[Data records]
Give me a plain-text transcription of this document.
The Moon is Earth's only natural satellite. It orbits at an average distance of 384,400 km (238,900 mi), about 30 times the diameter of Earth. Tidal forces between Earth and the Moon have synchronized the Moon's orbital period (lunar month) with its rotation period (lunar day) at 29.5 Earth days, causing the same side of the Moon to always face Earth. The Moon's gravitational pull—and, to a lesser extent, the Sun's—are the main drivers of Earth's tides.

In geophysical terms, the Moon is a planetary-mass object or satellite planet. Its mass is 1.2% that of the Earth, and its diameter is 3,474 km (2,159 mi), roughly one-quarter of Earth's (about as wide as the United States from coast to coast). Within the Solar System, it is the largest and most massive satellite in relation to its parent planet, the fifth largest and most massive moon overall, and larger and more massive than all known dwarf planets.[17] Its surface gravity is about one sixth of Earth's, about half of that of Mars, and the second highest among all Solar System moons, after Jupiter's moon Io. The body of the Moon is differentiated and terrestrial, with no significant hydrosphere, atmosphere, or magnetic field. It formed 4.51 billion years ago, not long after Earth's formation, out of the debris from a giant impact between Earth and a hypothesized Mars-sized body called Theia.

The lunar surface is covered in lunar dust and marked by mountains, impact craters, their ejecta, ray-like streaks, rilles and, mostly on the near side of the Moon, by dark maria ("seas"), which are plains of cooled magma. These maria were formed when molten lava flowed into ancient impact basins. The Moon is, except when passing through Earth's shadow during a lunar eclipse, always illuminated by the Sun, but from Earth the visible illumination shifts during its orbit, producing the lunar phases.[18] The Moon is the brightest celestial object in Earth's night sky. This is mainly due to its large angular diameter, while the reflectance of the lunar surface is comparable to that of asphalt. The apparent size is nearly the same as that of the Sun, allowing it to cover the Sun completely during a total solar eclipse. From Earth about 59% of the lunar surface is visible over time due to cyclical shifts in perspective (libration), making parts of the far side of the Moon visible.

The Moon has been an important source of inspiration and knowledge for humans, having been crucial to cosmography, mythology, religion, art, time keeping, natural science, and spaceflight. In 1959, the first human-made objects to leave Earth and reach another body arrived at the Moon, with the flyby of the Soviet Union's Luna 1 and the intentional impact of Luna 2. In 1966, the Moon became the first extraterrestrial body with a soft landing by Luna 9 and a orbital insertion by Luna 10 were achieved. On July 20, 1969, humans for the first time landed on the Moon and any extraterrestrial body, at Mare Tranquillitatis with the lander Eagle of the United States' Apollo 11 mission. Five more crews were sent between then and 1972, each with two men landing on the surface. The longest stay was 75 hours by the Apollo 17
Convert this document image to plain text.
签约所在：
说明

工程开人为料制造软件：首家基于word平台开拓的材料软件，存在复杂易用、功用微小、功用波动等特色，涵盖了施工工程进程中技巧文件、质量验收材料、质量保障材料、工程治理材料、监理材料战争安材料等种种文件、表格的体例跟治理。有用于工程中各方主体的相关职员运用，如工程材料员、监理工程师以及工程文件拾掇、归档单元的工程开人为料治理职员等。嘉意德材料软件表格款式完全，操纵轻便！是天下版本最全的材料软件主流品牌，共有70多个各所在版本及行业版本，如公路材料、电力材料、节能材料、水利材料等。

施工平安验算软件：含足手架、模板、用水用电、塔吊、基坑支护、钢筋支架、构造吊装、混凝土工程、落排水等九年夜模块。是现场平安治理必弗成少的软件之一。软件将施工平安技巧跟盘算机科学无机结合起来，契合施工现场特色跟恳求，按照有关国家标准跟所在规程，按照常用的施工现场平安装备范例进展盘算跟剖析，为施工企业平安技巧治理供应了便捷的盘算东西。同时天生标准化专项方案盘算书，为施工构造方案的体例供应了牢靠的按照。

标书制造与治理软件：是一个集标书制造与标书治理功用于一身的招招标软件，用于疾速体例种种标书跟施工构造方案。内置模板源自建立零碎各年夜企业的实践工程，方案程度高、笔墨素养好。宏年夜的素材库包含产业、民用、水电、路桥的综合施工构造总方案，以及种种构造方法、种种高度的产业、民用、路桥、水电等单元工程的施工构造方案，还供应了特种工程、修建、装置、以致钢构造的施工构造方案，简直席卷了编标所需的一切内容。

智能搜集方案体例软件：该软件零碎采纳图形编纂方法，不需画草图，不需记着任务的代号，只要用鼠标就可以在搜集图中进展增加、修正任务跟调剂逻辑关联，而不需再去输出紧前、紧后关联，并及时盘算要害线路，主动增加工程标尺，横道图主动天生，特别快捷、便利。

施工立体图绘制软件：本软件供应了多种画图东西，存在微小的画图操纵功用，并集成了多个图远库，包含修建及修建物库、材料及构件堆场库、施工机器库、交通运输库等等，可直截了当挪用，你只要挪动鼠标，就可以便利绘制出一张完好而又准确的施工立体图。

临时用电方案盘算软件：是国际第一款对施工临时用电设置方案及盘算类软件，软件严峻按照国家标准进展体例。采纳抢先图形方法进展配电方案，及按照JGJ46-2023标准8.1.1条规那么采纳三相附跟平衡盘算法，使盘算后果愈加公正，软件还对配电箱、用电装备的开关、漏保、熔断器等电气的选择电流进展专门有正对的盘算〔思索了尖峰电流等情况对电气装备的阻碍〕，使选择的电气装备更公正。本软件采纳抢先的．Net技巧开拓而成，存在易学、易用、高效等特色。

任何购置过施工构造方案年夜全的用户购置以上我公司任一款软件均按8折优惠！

Required task - All lines from the one containing "Convert this document image to plain text." through the end of the records, both ends included, are to be quoted exactly; please add nothing else.

Worked answer -
Convert this document image to plain text.
签约所在：
说明

工程开人为料制造软件：首家基于word平台开拓的材料软件，存在复杂易用、功用微小、功用波动等特色，涵盖了施工工程进程中技巧文件、质量验收材料、质量保障材料、工程治理材料、监理材料战争安材料等种种文件、表格的体例跟治理。有用于工程中各方主体的相关职员运用，如工程材料员、监理工程师以及工程文件拾掇、归档单元的工程开人为料治理职员等。嘉意德材料软件表格款式完全，操纵轻便！是天下版本最全的材料软件主流品牌，共有70多个各所在版本及行业版本，如公路材料、电力材料、节能材料、水利材料等。

施工平安验算软件：含足手架、模板、用水用电、塔吊、基坑支护、钢筋支架、构造吊装、混凝土工程、落排水等九年夜模块。是现场平安治理必弗成少的软件之一。软件将施工平安技巧跟盘算机科学无机结合起来，契合施工现场特色跟恳求，按照有关国家标准跟所在规程，按照常用的施工现场平安装备范例进展盘算跟剖析，为施工企业平安技巧治理供应了便捷的盘算东西。同时天生标准化专项方案盘算书，为施工构造方案的体例供应了牢靠的按照。

标书制造与治理软件：是一个集标书制造与标书治理功用于一身的招招标软件，用于疾速体例种种标书跟施工构造方案。内置模板源自建立零碎各年夜企业的实践工程，方案程度高、笔墨素养好。宏年夜的素材库包含产业、民用、水电、路桥的综合施工构造总方案，以及种种构造方法、种种高度的产业、民用、路桥、水电等单元工程的施工构造方案，还供应了特种工程、修建、装置、以致钢构造的施工构造方案，简直席卷了编标所需的一切内容。

智能搜集方案体例软件：该软件零碎采纳图形编纂方法，不需画草图，不需记着任务的代号，只要用鼠标就可以在搜集图中进展增加、修正任务跟调剂逻辑关联，而不需再去输出紧前、紧后关联，并及时盘算要害线路，主动增加工程标尺，横道图主动天生，特别快捷、便利。

施工立体图绘制软件：本软件供应了多种画图东西，存在微小的画图操纵功用，并集成了多个图远库，包含修建及修建物库、材料及构件堆场库、施工机器库、交通运输库等等，可直截了当挪用，你只要挪动鼠标，就可以便利绘制出一张完好而又准确的施工立体图。

临时用电方案盘算软件：是国际第一款对施工临时用电设置方案及盘算类软件，软件严峻按照国家标准进展体例。采纳抢先图形方法进展配电方案，及按照JGJ46-2023标准8.1.1条规那么采纳三相附跟平衡盘算法，使盘算后果愈加公正，软件还对配电箱、用电装备的开关、漏保、熔断器等电气的选择电流进展专门有正对的盘算〔思索了尖峰电流等情况对电气装备的阻碍〕，使选择的电气装备更公正。本软件采纳抢先的．Net技巧开拓而成，存在易学、易用、高效等特色。

任何购置过施工构造方案年夜全的用户购置以上我公司任一款软件均按8折优惠！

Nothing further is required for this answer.